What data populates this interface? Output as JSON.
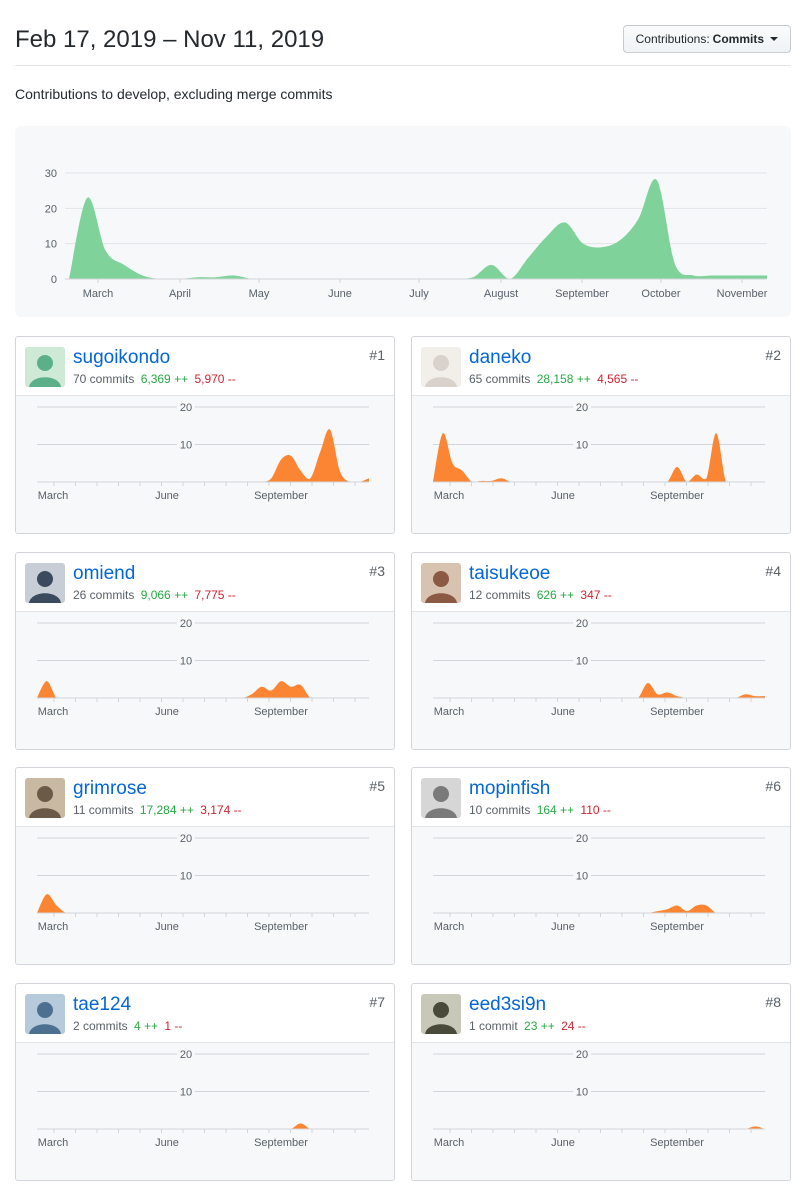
{
  "header": {
    "date_range": "Feb 17, 2019 – Nov 11, 2019",
    "contrib_button": {
      "prefix": "Contributions:",
      "value": "Commits"
    }
  },
  "subtitle": "Contributions to develop, excluding merge commits",
  "colors": {
    "main_area": "#7fd29a",
    "contributor_area": "#fb8532",
    "link": "#0366d6",
    "add": "#28a745",
    "del": "#cb2431"
  },
  "chart_data": [
    {
      "type": "area",
      "ylim": [
        0,
        30
      ],
      "y_ticks": [
        "0",
        "10",
        "20",
        "30"
      ],
      "x_labels": [
        "March",
        "April",
        "May",
        "June",
        "July",
        "August",
        "September",
        "October",
        "November"
      ],
      "x": [
        "Feb 17",
        "Feb 24",
        "Mar 3",
        "Mar 10",
        "Mar 17",
        "Mar 24",
        "Mar 31",
        "Apr 7",
        "Apr 14",
        "Apr 21",
        "Apr 28",
        "May 5",
        "May 12",
        "May 19",
        "May 26",
        "Jun 2",
        "Jun 9",
        "Jun 16",
        "Jun 23",
        "Jun 30",
        "Jul 7",
        "Jul 14",
        "Jul 21",
        "Jul 28",
        "Aug 4",
        "Aug 11",
        "Aug 18",
        "Aug 25",
        "Sep 1",
        "Sep 8",
        "Sep 15",
        "Sep 22",
        "Sep 29",
        "Oct 6",
        "Oct 13",
        "Oct 20",
        "Oct 27",
        "Nov 3",
        "Nov 10"
      ],
      "values": [
        0,
        23,
        8,
        4,
        1,
        0,
        0,
        0.5,
        0.5,
        1,
        0,
        0,
        0,
        0,
        0,
        0,
        0,
        0,
        0,
        0,
        0,
        0,
        0.5,
        4,
        0,
        6,
        12,
        16,
        10,
        9,
        11,
        17,
        28,
        4,
        1,
        1,
        1,
        1,
        1
      ]
    }
  ],
  "contributors": [
    {
      "rank": "#1",
      "name": "sugoikondo",
      "commits": "70 commits",
      "additions": "6,369 ++",
      "deletions": "5,970 --",
      "avatar": "avatar-image",
      "chart_data": {
        "type": "area",
        "ylim": [
          0,
          20
        ],
        "y_ticks": [
          "10",
          "20"
        ],
        "x_labels": [
          "March",
          "June",
          "September"
        ],
        "values": [
          0,
          0,
          0,
          0,
          0,
          0,
          0,
          0,
          0,
          0,
          0,
          0,
          0,
          0,
          0,
          0,
          0,
          0,
          0,
          0,
          0,
          0,
          0,
          0,
          1,
          6,
          7,
          3,
          1,
          8,
          14,
          3,
          0,
          0,
          1
        ]
      }
    },
    {
      "rank": "#2",
      "name": "daneko",
      "commits": "65 commits",
      "additions": "28,158 ++",
      "deletions": "4,565 --",
      "avatar": "avatar-image",
      "chart_data": {
        "type": "area",
        "ylim": [
          0,
          20
        ],
        "y_ticks": [
          "10",
          "20"
        ],
        "x_labels": [
          "March",
          "June",
          "September"
        ],
        "values": [
          0,
          13,
          5,
          3,
          0,
          0.3,
          0.3,
          1,
          0,
          0,
          0,
          0,
          0,
          0,
          0,
          0,
          0,
          0,
          0,
          0,
          0,
          0,
          0,
          0,
          0,
          4,
          0,
          2,
          1,
          13,
          0,
          0,
          0,
          0,
          0
        ]
      }
    },
    {
      "rank": "#3",
      "name": "omiend",
      "commits": "26 commits",
      "additions": "9,066 ++",
      "deletions": "7,775 --",
      "avatar": "avatar-image",
      "chart_data": {
        "type": "area",
        "ylim": [
          0,
          20
        ],
        "y_ticks": [
          "10",
          "20"
        ],
        "x_labels": [
          "March",
          "June",
          "September"
        ],
        "values": [
          0,
          4.5,
          0,
          0,
          0,
          0,
          0,
          0,
          0,
          0,
          0,
          0,
          0,
          0,
          0,
          0,
          0,
          0,
          0,
          0,
          0,
          0,
          1,
          3,
          2,
          4.5,
          3,
          3.5,
          0,
          0,
          0,
          0,
          0,
          0,
          0
        ]
      }
    },
    {
      "rank": "#4",
      "name": "taisukeoe",
      "commits": "12 commits",
      "additions": "626 ++",
      "deletions": "347 --",
      "avatar": "avatar-image",
      "chart_data": {
        "type": "area",
        "ylim": [
          0,
          20
        ],
        "y_ticks": [
          "10",
          "20"
        ],
        "x_labels": [
          "March",
          "June",
          "September"
        ],
        "values": [
          0,
          0,
          0,
          0,
          0,
          0,
          0,
          0,
          0,
          0,
          0,
          0,
          0,
          0,
          0,
          0,
          0,
          0,
          0,
          0,
          0,
          0,
          4,
          1,
          1.5,
          0.5,
          0,
          0,
          0,
          0,
          0,
          0,
          1,
          0.5,
          0.5
        ]
      }
    },
    {
      "rank": "#5",
      "name": "grimrose",
      "commits": "11 commits",
      "additions": "17,284 ++",
      "deletions": "3,174 --",
      "avatar": "avatar-image",
      "chart_data": {
        "type": "area",
        "ylim": [
          0,
          20
        ],
        "y_ticks": [
          "10",
          "20"
        ],
        "x_labels": [
          "March",
          "June",
          "September"
        ],
        "values": [
          0,
          5,
          2,
          0,
          0,
          0,
          0,
          0,
          0,
          0,
          0,
          0,
          0,
          0,
          0,
          0,
          0,
          0,
          0,
          0,
          0,
          0,
          0,
          0,
          0,
          0,
          0,
          0,
          0,
          0,
          0,
          0,
          0,
          0,
          0
        ]
      }
    },
    {
      "rank": "#6",
      "name": "mopinfish",
      "commits": "10 commits",
      "additions": "164 ++",
      "deletions": "110 --",
      "avatar": "avatar-image",
      "chart_data": {
        "type": "area",
        "ylim": [
          0,
          20
        ],
        "y_ticks": [
          "10",
          "20"
        ],
        "x_labels": [
          "March",
          "June",
          "September"
        ],
        "values": [
          0,
          0,
          0,
          0,
          0,
          0,
          0,
          0,
          0,
          0,
          0,
          0,
          0,
          0,
          0,
          0,
          0,
          0,
          0,
          0,
          0,
          0,
          0,
          0.5,
          1,
          2,
          0.5,
          2,
          2,
          0,
          0,
          0,
          0,
          0,
          0
        ]
      }
    },
    {
      "rank": "#7",
      "name": "tae124",
      "commits": "2 commits",
      "additions": "4 ++",
      "deletions": "1 --",
      "avatar": "avatar-image",
      "chart_data": {
        "type": "area",
        "ylim": [
          0,
          20
        ],
        "y_ticks": [
          "10",
          "20"
        ],
        "x_labels": [
          "March",
          "June",
          "September"
        ],
        "values": [
          0,
          0,
          0,
          0,
          0,
          0,
          0,
          0,
          0,
          0,
          0,
          0,
          0,
          0,
          0,
          0,
          0,
          0,
          0,
          0,
          0,
          0,
          0,
          0,
          0,
          0,
          0,
          1.5,
          0,
          0,
          0,
          0,
          0,
          0,
          0
        ]
      }
    },
    {
      "rank": "#8",
      "name": "eed3si9n",
      "commits": "1 commit",
      "additions": "23 ++",
      "deletions": "24 --",
      "avatar": "avatar-image",
      "chart_data": {
        "type": "area",
        "ylim": [
          0,
          20
        ],
        "y_ticks": [
          "10",
          "20"
        ],
        "x_labels": [
          "March",
          "June",
          "September"
        ],
        "values": [
          0,
          0,
          0,
          0,
          0,
          0,
          0,
          0,
          0,
          0,
          0,
          0,
          0,
          0,
          0,
          0,
          0,
          0,
          0,
          0,
          0,
          0,
          0,
          0,
          0,
          0,
          0,
          0,
          0,
          0,
          0,
          0,
          0,
          0.7,
          0
        ]
      }
    }
  ]
}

• TO BE DONE:
Copy all lines of the material above where the string "rank" occurs.

• WORKED ANSWER:
      "rank": "#1",
      "rank": "#2",
      "rank": "#3",
      "rank": "#4",
      "rank": "#5",
      "rank": "#6",
      "rank": "#7",
      "rank": "#8",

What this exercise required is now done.